Dataset records
▼▼▼
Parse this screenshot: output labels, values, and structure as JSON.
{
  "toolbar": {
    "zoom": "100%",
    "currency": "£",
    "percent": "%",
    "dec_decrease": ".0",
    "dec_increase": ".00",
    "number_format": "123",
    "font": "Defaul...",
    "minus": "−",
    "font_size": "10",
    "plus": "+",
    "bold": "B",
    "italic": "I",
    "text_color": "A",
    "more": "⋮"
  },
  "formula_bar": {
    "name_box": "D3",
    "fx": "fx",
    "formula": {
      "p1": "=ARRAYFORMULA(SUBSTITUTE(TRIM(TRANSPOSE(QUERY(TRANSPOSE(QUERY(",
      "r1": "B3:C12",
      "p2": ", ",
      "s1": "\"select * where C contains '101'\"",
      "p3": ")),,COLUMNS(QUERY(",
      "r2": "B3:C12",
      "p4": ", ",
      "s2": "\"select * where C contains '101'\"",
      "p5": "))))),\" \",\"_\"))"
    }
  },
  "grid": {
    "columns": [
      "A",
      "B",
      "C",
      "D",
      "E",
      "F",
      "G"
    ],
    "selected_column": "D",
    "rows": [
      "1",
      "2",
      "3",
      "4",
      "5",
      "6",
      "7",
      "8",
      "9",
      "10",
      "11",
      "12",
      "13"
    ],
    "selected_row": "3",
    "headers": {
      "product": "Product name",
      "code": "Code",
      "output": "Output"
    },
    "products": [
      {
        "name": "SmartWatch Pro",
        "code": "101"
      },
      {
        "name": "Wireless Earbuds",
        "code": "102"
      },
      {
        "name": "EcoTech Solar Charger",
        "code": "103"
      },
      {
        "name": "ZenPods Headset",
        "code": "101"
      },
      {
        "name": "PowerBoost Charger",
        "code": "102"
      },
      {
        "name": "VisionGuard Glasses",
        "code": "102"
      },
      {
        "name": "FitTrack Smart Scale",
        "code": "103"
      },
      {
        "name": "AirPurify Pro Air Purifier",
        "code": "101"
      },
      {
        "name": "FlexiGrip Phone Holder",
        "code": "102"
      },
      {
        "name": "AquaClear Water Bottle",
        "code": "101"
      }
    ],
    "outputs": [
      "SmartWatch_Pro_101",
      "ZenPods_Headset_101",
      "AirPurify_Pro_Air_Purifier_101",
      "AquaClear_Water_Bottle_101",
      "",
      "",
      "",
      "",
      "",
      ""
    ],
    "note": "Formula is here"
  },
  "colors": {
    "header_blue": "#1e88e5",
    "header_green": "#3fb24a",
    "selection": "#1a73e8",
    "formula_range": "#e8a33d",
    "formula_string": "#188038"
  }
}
▲▲▲
Choose all lines containing the string "where" and copy them out.

      "s1": "\"select * where C contains '101'\"",
      "s2": "\"select * where C contains '101'\"",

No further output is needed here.